- **TEXTE SOURCE**
────
Enegoid a écrit :2. Emettre une opinion n’est pas faire de la philosophie.
Merci, cher Socrate, de nous rappeler régulièrement cette …vérité. J’aimerais cependant trouver quelques exemples d’intervention sur ce forum entièrement dépourvus d’opinions. Y compris dans vos interventions à vous. (J’aimerais être sûr que votre critique ne s’adresse pas qu’aux opinions des autres).


j'avoue que je ne comprends pas très bien le sens de votre question. En quoi le fait de rappeler la définition de la discipline qui s'appelle "philosophie" telle qu'elle a été donnée par son père fondateur (Platon, pas Socrate, mais peu importe) impliquerait-il que celui qui rappelle cette définition par miracle n'aurait plus d'opinions .. ??

Puis cette définition n'était pas du tout une lutte contre l'opinion. Il s'agissait bien plutôt de faire autre chose que de donner ou de construire une opinion. Platon le dit même explicitement (dans le Ménon): une opinion peut être vraie! Pour le dire de façon plus spinoziste: une opinion ne manque de rien, en tant qu'opinion elle est toujours parfaite. Et nous avons vitalement besoin d'opinion dans la vie.
────
Relevés d'éléments et de cadres
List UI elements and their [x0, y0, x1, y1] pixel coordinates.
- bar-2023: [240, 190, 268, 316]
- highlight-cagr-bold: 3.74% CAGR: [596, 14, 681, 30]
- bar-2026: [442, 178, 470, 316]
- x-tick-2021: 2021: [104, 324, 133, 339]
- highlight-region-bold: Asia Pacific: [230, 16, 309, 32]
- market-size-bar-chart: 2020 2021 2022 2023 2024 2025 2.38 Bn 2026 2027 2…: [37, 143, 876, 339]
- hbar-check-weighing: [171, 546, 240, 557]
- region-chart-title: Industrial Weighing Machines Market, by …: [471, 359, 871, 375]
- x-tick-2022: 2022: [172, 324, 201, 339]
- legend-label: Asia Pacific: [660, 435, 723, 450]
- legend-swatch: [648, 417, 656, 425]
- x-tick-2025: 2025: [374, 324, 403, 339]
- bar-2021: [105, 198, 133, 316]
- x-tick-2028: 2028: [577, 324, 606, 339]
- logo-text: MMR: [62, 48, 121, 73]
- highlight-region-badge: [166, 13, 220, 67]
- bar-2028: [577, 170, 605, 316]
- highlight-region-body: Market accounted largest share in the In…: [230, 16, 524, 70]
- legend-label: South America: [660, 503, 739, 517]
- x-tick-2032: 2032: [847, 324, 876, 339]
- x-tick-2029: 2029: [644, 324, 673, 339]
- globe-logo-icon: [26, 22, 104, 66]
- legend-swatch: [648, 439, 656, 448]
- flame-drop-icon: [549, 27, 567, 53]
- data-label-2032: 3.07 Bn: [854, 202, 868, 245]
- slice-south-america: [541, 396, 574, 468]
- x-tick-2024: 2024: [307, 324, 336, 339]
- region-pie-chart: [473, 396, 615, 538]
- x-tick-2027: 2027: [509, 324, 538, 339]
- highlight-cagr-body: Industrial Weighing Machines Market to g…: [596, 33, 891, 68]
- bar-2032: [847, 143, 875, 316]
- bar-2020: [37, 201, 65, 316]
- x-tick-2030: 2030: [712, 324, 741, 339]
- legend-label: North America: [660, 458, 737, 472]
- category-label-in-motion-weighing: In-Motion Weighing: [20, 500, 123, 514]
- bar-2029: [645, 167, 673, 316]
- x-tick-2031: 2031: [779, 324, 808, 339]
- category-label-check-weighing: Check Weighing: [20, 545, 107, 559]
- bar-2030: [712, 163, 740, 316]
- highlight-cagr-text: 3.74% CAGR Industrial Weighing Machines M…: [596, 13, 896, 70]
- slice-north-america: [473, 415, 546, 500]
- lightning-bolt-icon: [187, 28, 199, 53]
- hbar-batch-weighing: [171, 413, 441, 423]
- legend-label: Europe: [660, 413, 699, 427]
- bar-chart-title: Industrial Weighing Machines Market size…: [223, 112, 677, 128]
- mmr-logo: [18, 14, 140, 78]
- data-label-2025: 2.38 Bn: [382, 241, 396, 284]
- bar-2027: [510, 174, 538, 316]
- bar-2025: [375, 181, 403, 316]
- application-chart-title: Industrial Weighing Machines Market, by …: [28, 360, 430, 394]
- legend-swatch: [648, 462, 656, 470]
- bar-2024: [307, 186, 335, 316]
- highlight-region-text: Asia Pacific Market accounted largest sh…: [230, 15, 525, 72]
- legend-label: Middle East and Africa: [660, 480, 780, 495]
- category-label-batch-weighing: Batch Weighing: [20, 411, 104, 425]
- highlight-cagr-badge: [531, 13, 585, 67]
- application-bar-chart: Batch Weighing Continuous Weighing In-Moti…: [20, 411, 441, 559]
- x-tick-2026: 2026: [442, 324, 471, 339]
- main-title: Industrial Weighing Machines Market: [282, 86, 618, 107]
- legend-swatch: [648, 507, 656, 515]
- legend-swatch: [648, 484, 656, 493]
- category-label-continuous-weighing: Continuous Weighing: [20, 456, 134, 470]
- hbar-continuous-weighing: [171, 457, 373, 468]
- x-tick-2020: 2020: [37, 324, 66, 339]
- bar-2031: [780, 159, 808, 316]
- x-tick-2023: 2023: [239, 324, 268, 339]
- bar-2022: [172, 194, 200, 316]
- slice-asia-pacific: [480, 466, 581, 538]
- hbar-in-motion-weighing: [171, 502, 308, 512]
────
- **TRAVAIL DEMANDÉ**
A) Présentez sous forme de liste numérotée les lignes des relevés, en commençant au début des relevés et en terminant à la ligne qui contient « - highlight-region-bold: Asia », sans reprendre les lignes vides.
B) Reprenez le texte sur la philosophie et l'opinion à la suite de sa dernière phrase et poursuivez-le.

- **CORRIGÉ**
A)
1. List UI elements and their [x0, y0, x1, y1] pixel coordinates.
2. - bar-2023: [240, 190, 268, 316]
3. - highlight-cagr-bold: 3.74% CAGR: [596, 14, 681, 30]
4. - bar-2026: [442, 178, 470, 316]
5. - x-tick-2021: 2021: [104, 324, 133, 339]
6. - highlight-region-bold: Asia Pacific: [230, 16, 309, 32]

B)
Donc bon, pour moi cela va tellement de soi que plein de choses que j'écris sur ce forum relèvent purement de l'opinion que je ne comprends pas très bien comment on peut croire que ce ne serait pas le cas. Car qu'est-ce que l'opinion, aussi bien chez Platon que Socrate, sinon une connaissance par ouï-dire, ou une connaissance dont on ne peut expliciter la démonstration?

Platon donne l'exemple d'un voyage d'Athènes à Larisse (autre ville grecque). Celui à qui on a expliqué le chemin à Athènes (que cette explication soit correcte ou non) se mettra en route en "ayant confiance" en la personne de son interlocuteur à Athènes, confiance ad hominem qu'il mettra peut-être en question lorsque au cours du long chemin il rencontre une autre personne qui lui semble être plus fiable et qui lui convainc de prendre une autre route. Celui en revanche qui s'est déjà rendu lui-même à Larisse, dispose d'une base beaucoup plus solide: il ne dépend de personne pour savoir quel chemin prendre lorsqu'il y va la deuxième fois, puisqu'il a parcouru déjà lui-même chaque étape du chemin, et sait qu'en faisant cela il arrivera sans aucun doute au but.

Platon en conclut que ce qui caractérise une idée scientifique ou philosophique, c'est le fait d'avoir pensé soi-même toutes les différentes étapes de la démonstration, d'une telle façon que la vérité de la conclusion s'impose nécessairement. Plus même: une vérité scientifique ou philosophique est une vérité qui se laisse démontrer, par des arguments qui sont vrais tout à fait indépendamment de la personne qui les énonce ou nous dit que c'est cela qu'il faut tenir pour vrai, que c'est cela ce qu'il faut croire.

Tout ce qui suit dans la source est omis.